- [WHAT IS ASKED] Leave out the pictures and return every entry exactly as it appears.

- [PROVIDED ENTRIES]
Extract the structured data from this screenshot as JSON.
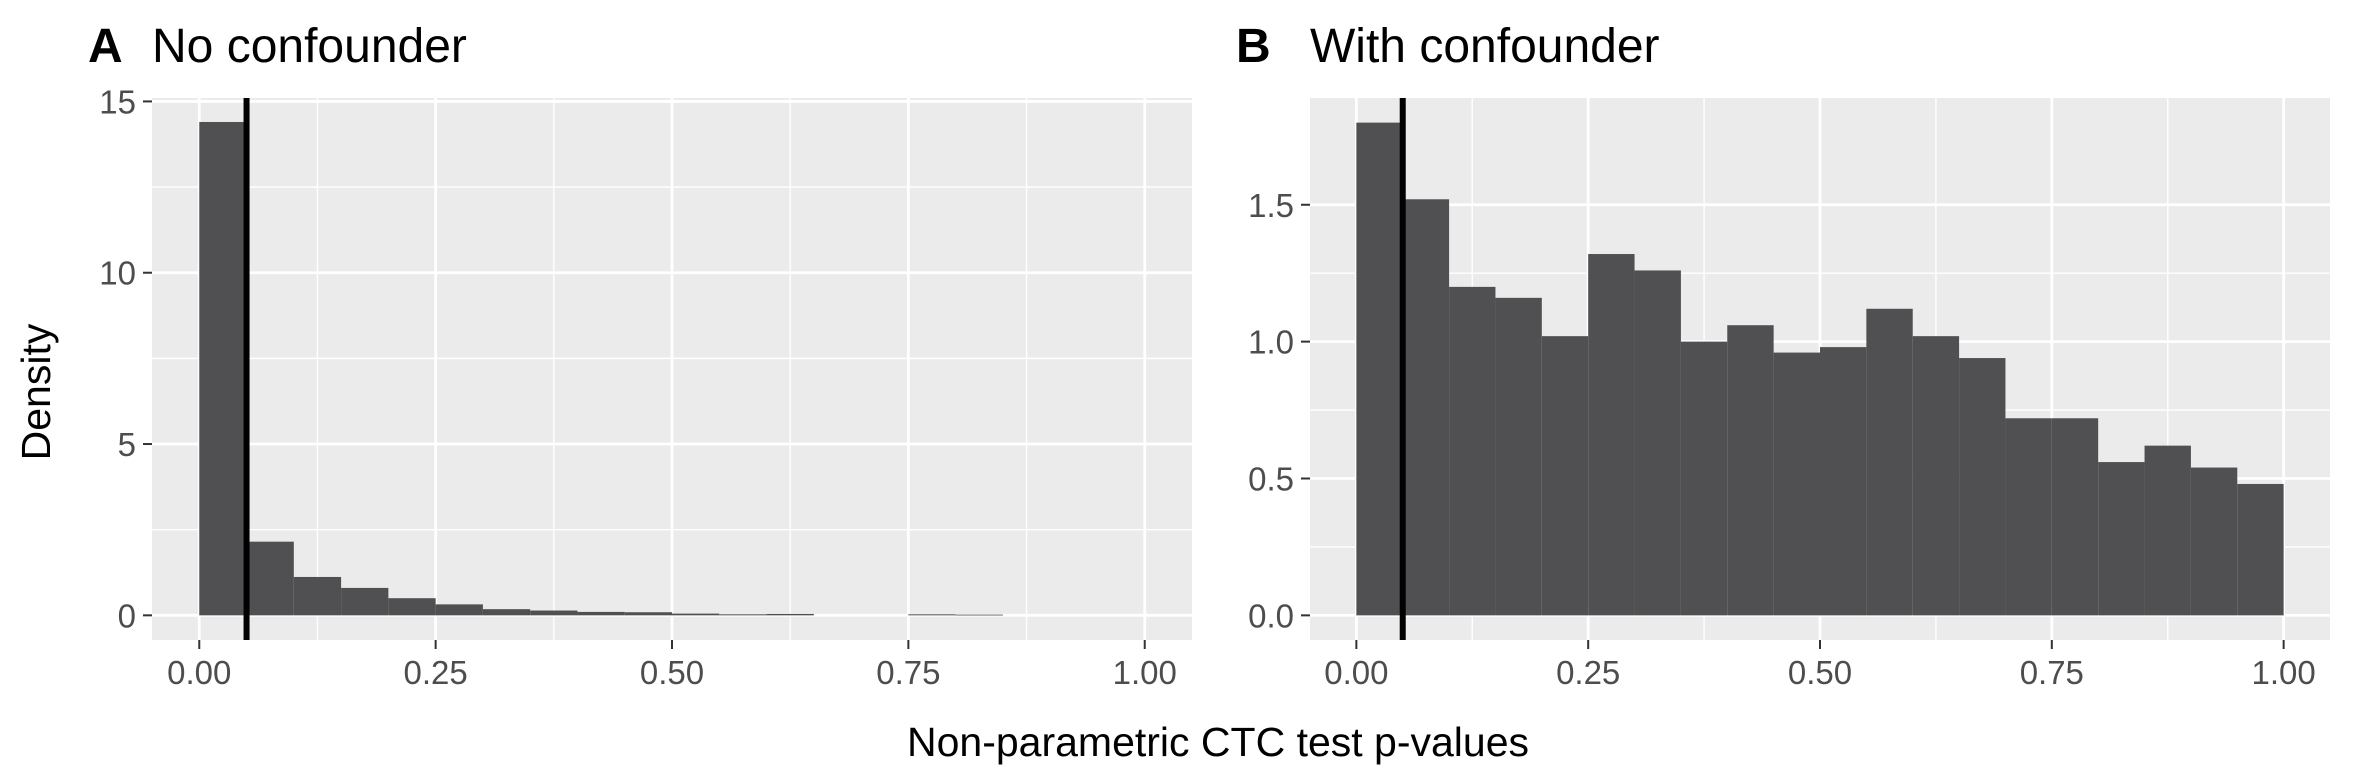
{
  "figure": {
    "ylabel": "Density",
    "xlabel": "Non-parametric CTC test p-values"
  },
  "chart_data": [
    {
      "type": "bar",
      "panel": "A",
      "title": "No confounder",
      "bin_width": 0.05,
      "bin_starts": [
        0.0,
        0.05,
        0.1,
        0.15,
        0.2,
        0.25,
        0.3,
        0.35,
        0.4,
        0.45,
        0.5,
        0.55,
        0.6,
        0.65,
        0.7,
        0.75,
        0.8,
        0.85,
        0.9,
        0.95
      ],
      "values": [
        14.4,
        2.15,
        1.12,
        0.8,
        0.5,
        0.32,
        0.18,
        0.14,
        0.1,
        0.09,
        0.05,
        0.03,
        0.04,
        0.0,
        0.0,
        0.03,
        0.02,
        0.0,
        0.0,
        0.0
      ],
      "xlim": [
        -0.05,
        1.05
      ],
      "ylim": [
        -0.72,
        15.1
      ],
      "x_ticks": [
        0,
        0.25,
        0.5,
        0.75,
        1
      ],
      "x_tick_labels": [
        "0.00",
        "0.25",
        "0.50",
        "0.75",
        "1.00"
      ],
      "y_ticks": [
        0,
        5,
        10,
        15
      ],
      "y_tick_labels": [
        "0",
        "5",
        "10",
        "15"
      ],
      "vline": 0.05,
      "grid": true,
      "bar_color": "#505052",
      "panel_bg": "#ebebeb"
    },
    {
      "type": "bar",
      "panel": "B",
      "title": "With confounder",
      "bin_width": 0.05,
      "bin_starts": [
        0.0,
        0.05,
        0.1,
        0.15,
        0.2,
        0.25,
        0.3,
        0.35,
        0.4,
        0.45,
        0.5,
        0.55,
        0.6,
        0.65,
        0.7,
        0.75,
        0.8,
        0.85,
        0.9,
        0.95
      ],
      "values": [
        1.8,
        1.52,
        1.2,
        1.16,
        1.02,
        1.32,
        1.26,
        1.0,
        1.06,
        0.96,
        0.98,
        1.12,
        1.02,
        0.94,
        0.72,
        0.72,
        0.56,
        0.62,
        0.54,
        0.48
      ],
      "xlim": [
        -0.05,
        1.05
      ],
      "ylim": [
        -0.09,
        1.89
      ],
      "x_ticks": [
        0,
        0.25,
        0.5,
        0.75,
        1
      ],
      "x_tick_labels": [
        "0.00",
        "0.25",
        "0.50",
        "0.75",
        "1.00"
      ],
      "y_ticks": [
        0,
        0.5,
        1,
        1.5
      ],
      "y_tick_labels": [
        "0.0",
        "0.5",
        "1.0",
        "1.5"
      ],
      "vline": 0.05,
      "grid": true,
      "bar_color": "#505052",
      "panel_bg": "#ebebeb"
    }
  ]
}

- [SOLUTION FOR THIS PROBLEM]
Extract the structured data from this screenshot as JSON.
{
  "figure": {
    "ylabel": "Density",
    "xlabel": "Non-parametric CTC test p-values"
  },
  "chart_data": [
    {
      "type": "bar",
      "panel": "A",
      "title": "No confounder",
      "bin_width": 0.05,
      "bin_starts": [
        0.0,
        0.05,
        0.1,
        0.15,
        0.2,
        0.25,
        0.3,
        0.35,
        0.4,
        0.45,
        0.5,
        0.55,
        0.6,
        0.65,
        0.7,
        0.75,
        0.8,
        0.85,
        0.9,
        0.95
      ],
      "values": [
        14.4,
        2.15,
        1.12,
        0.8,
        0.5,
        0.32,
        0.18,
        0.14,
        0.1,
        0.09,
        0.05,
        0.03,
        0.04,
        0.0,
        0.0,
        0.03,
        0.02,
        0.0,
        0.0,
        0.0
      ],
      "xlim": [
        -0.05,
        1.05
      ],
      "ylim": [
        -0.72,
        15.1
      ],
      "x_ticks": [
        0,
        0.25,
        0.5,
        0.75,
        1
      ],
      "x_tick_labels": [
        "0.00",
        "0.25",
        "0.50",
        "0.75",
        "1.00"
      ],
      "y_ticks": [
        0,
        5,
        10,
        15
      ],
      "y_tick_labels": [
        "0",
        "5",
        "10",
        "15"
      ],
      "vline": 0.05,
      "grid": true,
      "bar_color": "#505052",
      "panel_bg": "#ebebeb"
    },
    {
      "type": "bar",
      "panel": "B",
      "title": "With confounder",
      "bin_width": 0.05,
      "bin_starts": [
        0.0,
        0.05,
        0.1,
        0.15,
        0.2,
        0.25,
        0.3,
        0.35,
        0.4,
        0.45,
        0.5,
        0.55,
        0.6,
        0.65,
        0.7,
        0.75,
        0.8,
        0.85,
        0.9,
        0.95
      ],
      "values": [
        1.8,
        1.52,
        1.2,
        1.16,
        1.02,
        1.32,
        1.26,
        1.0,
        1.06,
        0.96,
        0.98,
        1.12,
        1.02,
        0.94,
        0.72,
        0.72,
        0.56,
        0.62,
        0.54,
        0.48
      ],
      "xlim": [
        -0.05,
        1.05
      ],
      "ylim": [
        -0.09,
        1.89
      ],
      "x_ticks": [
        0,
        0.25,
        0.5,
        0.75,
        1
      ],
      "x_tick_labels": [
        "0.00",
        "0.25",
        "0.50",
        "0.75",
        "1.00"
      ],
      "y_ticks": [
        0,
        0.5,
        1,
        1.5
      ],
      "y_tick_labels": [
        "0.0",
        "0.5",
        "1.0",
        "1.5"
      ],
      "vline": 0.05,
      "grid": true,
      "bar_color": "#505052",
      "panel_bg": "#ebebeb"
    }
  ]
}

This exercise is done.